**EXERCISE TASK:**
Read the lines below and count those that have the word "BITFINEX". Respond with the number only.

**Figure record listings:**
----

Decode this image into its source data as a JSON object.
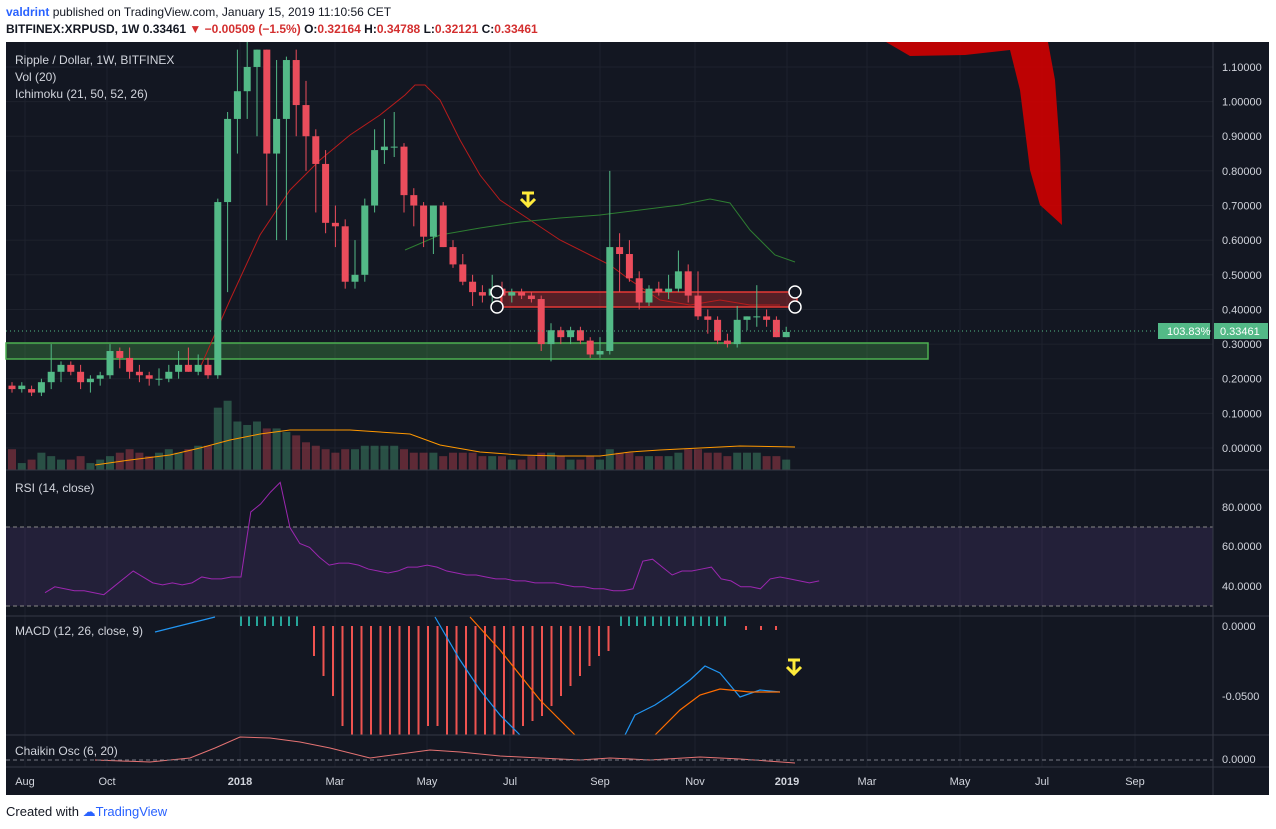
{
  "header": {
    "author": "valdrint",
    "published": "published on TradingView.com, January 15, 2019 11:10:56 CET",
    "symbol": "BITFINEX:XRPUSD, 1W",
    "last": "0.33461",
    "change": "−0.00509 (−1.5%)",
    "o_label": "O:",
    "o_value": "0.32164",
    "h_label": "H:",
    "h_value": "0.34788",
    "l_label": "L:",
    "l_value": "0.32121",
    "c_label": "C:",
    "c_value": "0.33461"
  },
  "panes": {
    "main_title": "Ripple / Dollar, 1W, BITFINEX",
    "vol": "Vol (20)",
    "ichimoku": "Ichimoku (21, 50, 52, 26)",
    "rsi": "RSI (14, close)",
    "macd": "MACD (12, 26, close, 9)",
    "chaikin": "Chaikin Osc (6, 20)"
  },
  "price_axis": [
    "1.10000",
    "1.00000",
    "0.90000",
    "0.80000",
    "0.70000",
    "0.60000",
    "0.50000",
    "0.40000",
    "0.30000",
    "0.20000",
    "0.10000",
    "0.00000"
  ],
  "rsi_axis": [
    "80.0000",
    "60.0000",
    "40.0000"
  ],
  "macd_axis": [
    "0.0000",
    "-0.0500"
  ],
  "chaikin_axis": [
    "0.0000"
  ],
  "time_axis": [
    "Aug",
    "Oct",
    "2018",
    "Mar",
    "May",
    "Jul",
    "Sep",
    "Nov",
    "2019",
    "Mar",
    "May",
    "Jul",
    "Sep"
  ],
  "badges": {
    "pct": "103.83%",
    "price": "0.33461"
  },
  "colors": {
    "bg": "#131722",
    "up": "#53b987",
    "down": "#eb4d5c",
    "support": "#4caf50",
    "resistance": "#d32f2f",
    "arrow": "#ffeb3b",
    "rsi": "#9c27b0",
    "macd": "#2196f3",
    "signal": "#ff6d00",
    "badge": "#53b987"
  },
  "footer": {
    "created": "Created with",
    "brand": "TradingView"
  },
  "chart_data": {
    "type": "candlestick",
    "symbol": "BITFINEX:XRPUSD",
    "interval": "1W",
    "ylim": [
      -0.06,
      1.15
    ],
    "candles": [
      [
        0.18,
        0.19,
        0.16,
        0.17
      ],
      [
        0.17,
        0.19,
        0.16,
        0.18
      ],
      [
        0.17,
        0.18,
        0.15,
        0.16
      ],
      [
        0.16,
        0.2,
        0.15,
        0.19
      ],
      [
        0.19,
        0.3,
        0.17,
        0.22
      ],
      [
        0.22,
        0.25,
        0.19,
        0.24
      ],
      [
        0.24,
        0.25,
        0.21,
        0.22
      ],
      [
        0.22,
        0.24,
        0.17,
        0.19
      ],
      [
        0.19,
        0.21,
        0.16,
        0.2
      ],
      [
        0.2,
        0.22,
        0.18,
        0.21
      ],
      [
        0.21,
        0.3,
        0.2,
        0.28
      ],
      [
        0.28,
        0.29,
        0.23,
        0.26
      ],
      [
        0.26,
        0.29,
        0.2,
        0.22
      ],
      [
        0.22,
        0.24,
        0.19,
        0.21
      ],
      [
        0.21,
        0.22,
        0.18,
        0.2
      ],
      [
        0.2,
        0.23,
        0.18,
        0.2
      ],
      [
        0.2,
        0.24,
        0.19,
        0.22
      ],
      [
        0.22,
        0.28,
        0.2,
        0.24
      ],
      [
        0.24,
        0.29,
        0.22,
        0.22
      ],
      [
        0.22,
        0.27,
        0.21,
        0.24
      ],
      [
        0.24,
        0.26,
        0.2,
        0.21
      ],
      [
        0.21,
        0.72,
        0.2,
        0.71
      ],
      [
        0.71,
        0.97,
        0.45,
        0.95
      ],
      [
        0.95,
        1.15,
        0.85,
        1.03
      ],
      [
        1.03,
        1.2,
        0.95,
        1.1
      ],
      [
        1.1,
        1.15,
        0.9,
        1.15
      ],
      [
        1.15,
        1.15,
        0.7,
        0.85
      ],
      [
        0.85,
        1.12,
        0.6,
        0.95
      ],
      [
        0.95,
        1.13,
        0.6,
        1.12
      ],
      [
        1.12,
        1.15,
        0.9,
        0.99
      ],
      [
        0.99,
        1.06,
        0.8,
        0.9
      ],
      [
        0.9,
        0.92,
        0.68,
        0.82
      ],
      [
        0.82,
        0.86,
        0.62,
        0.65
      ],
      [
        0.65,
        0.7,
        0.58,
        0.64
      ],
      [
        0.64,
        0.66,
        0.46,
        0.48
      ],
      [
        0.48,
        0.6,
        0.46,
        0.5
      ],
      [
        0.5,
        0.72,
        0.48,
        0.7
      ],
      [
        0.7,
        0.92,
        0.68,
        0.86
      ],
      [
        0.86,
        0.95,
        0.82,
        0.87
      ],
      [
        0.87,
        0.97,
        0.84,
        0.87
      ],
      [
        0.87,
        0.88,
        0.68,
        0.73
      ],
      [
        0.73,
        0.75,
        0.64,
        0.7
      ],
      [
        0.7,
        0.71,
        0.58,
        0.61
      ],
      [
        0.61,
        0.7,
        0.56,
        0.7
      ],
      [
        0.7,
        0.71,
        0.58,
        0.58
      ],
      [
        0.58,
        0.6,
        0.52,
        0.53
      ],
      [
        0.53,
        0.56,
        0.47,
        0.48
      ],
      [
        0.48,
        0.5,
        0.41,
        0.45
      ],
      [
        0.45,
        0.47,
        0.42,
        0.44
      ],
      [
        0.44,
        0.5,
        0.42,
        0.46
      ],
      [
        0.46,
        0.48,
        0.42,
        0.44
      ],
      [
        0.44,
        0.46,
        0.42,
        0.45
      ],
      [
        0.45,
        0.46,
        0.43,
        0.44
      ],
      [
        0.44,
        0.45,
        0.42,
        0.43
      ],
      [
        0.43,
        0.44,
        0.28,
        0.3
      ],
      [
        0.3,
        0.36,
        0.25,
        0.34
      ],
      [
        0.34,
        0.35,
        0.3,
        0.32
      ],
      [
        0.32,
        0.35,
        0.3,
        0.34
      ],
      [
        0.34,
        0.35,
        0.3,
        0.31
      ],
      [
        0.31,
        0.32,
        0.26,
        0.27
      ],
      [
        0.27,
        0.32,
        0.26,
        0.28
      ],
      [
        0.28,
        0.8,
        0.27,
        0.58
      ],
      [
        0.58,
        0.62,
        0.45,
        0.56
      ],
      [
        0.56,
        0.6,
        0.48,
        0.49
      ],
      [
        0.49,
        0.51,
        0.4,
        0.42
      ],
      [
        0.42,
        0.47,
        0.41,
        0.46
      ],
      [
        0.46,
        0.48,
        0.44,
        0.45
      ],
      [
        0.45,
        0.5,
        0.43,
        0.46
      ],
      [
        0.46,
        0.57,
        0.45,
        0.51
      ],
      [
        0.51,
        0.53,
        0.42,
        0.44
      ],
      [
        0.44,
        0.51,
        0.37,
        0.38
      ],
      [
        0.38,
        0.4,
        0.33,
        0.37
      ],
      [
        0.37,
        0.38,
        0.3,
        0.31
      ],
      [
        0.31,
        0.33,
        0.29,
        0.3
      ],
      [
        0.3,
        0.41,
        0.29,
        0.37
      ],
      [
        0.37,
        0.38,
        0.34,
        0.38
      ],
      [
        0.38,
        0.47,
        0.35,
        0.38
      ],
      [
        0.38,
        0.4,
        0.35,
        0.37
      ],
      [
        0.37,
        0.38,
        0.32,
        0.32
      ],
      [
        0.32,
        0.35,
        0.32,
        0.335
      ]
    ],
    "volume": [
      0.06,
      0.02,
      0.03,
      0.05,
      0.04,
      0.03,
      0.03,
      0.04,
      0.02,
      0.03,
      0.04,
      0.05,
      0.06,
      0.05,
      0.04,
      0.05,
      0.06,
      0.05,
      0.06,
      0.07,
      0.07,
      0.18,
      0.2,
      0.14,
      0.13,
      0.14,
      0.12,
      0.12,
      0.11,
      0.1,
      0.08,
      0.07,
      0.06,
      0.05,
      0.06,
      0.06,
      0.07,
      0.07,
      0.07,
      0.07,
      0.06,
      0.05,
      0.05,
      0.05,
      0.04,
      0.05,
      0.05,
      0.05,
      0.04,
      0.04,
      0.04,
      0.03,
      0.03,
      0.04,
      0.05,
      0.05,
      0.04,
      0.03,
      0.03,
      0.04,
      0.03,
      0.06,
      0.05,
      0.05,
      0.04,
      0.04,
      0.04,
      0.04,
      0.05,
      0.06,
      0.06,
      0.05,
      0.05,
      0.04,
      0.05,
      0.05,
      0.05,
      0.04,
      0.04,
      0.03
    ],
    "support_zone": [
      0.26,
      0.3
    ],
    "resistance_zone": [
      0.405,
      0.445
    ],
    "last_price": 0.33461,
    "last_pct": "103.83%",
    "rsi": {
      "ylim": [
        24,
        94
      ],
      "bands": [
        30,
        70
      ],
      "values": [
        37,
        40,
        39,
        38,
        38,
        37,
        36,
        40,
        44,
        48,
        45,
        42,
        41,
        42,
        41,
        42,
        45,
        44,
        44,
        45,
        45,
        78,
        82,
        88,
        93,
        70,
        62,
        60,
        55,
        51,
        52,
        52,
        51,
        49,
        48,
        47,
        48,
        50,
        50,
        51,
        50,
        48,
        47,
        46,
        46,
        45,
        44,
        44,
        43,
        43,
        42,
        42,
        42,
        41,
        40,
        40,
        39,
        39,
        38,
        38,
        39,
        53,
        54,
        50,
        46,
        48,
        48,
        49,
        50,
        44,
        43,
        40,
        40,
        39,
        44,
        45,
        44,
        43,
        42,
        43
      ]
    },
    "macd": {
      "ylim": [
        -0.08,
        0.005
      ],
      "zero_level": 0
    },
    "chaikin": {
      "ylim": [
        -0.3,
        1.2
      ]
    }
  }
}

----

**EXPECTED ANSWER:**
3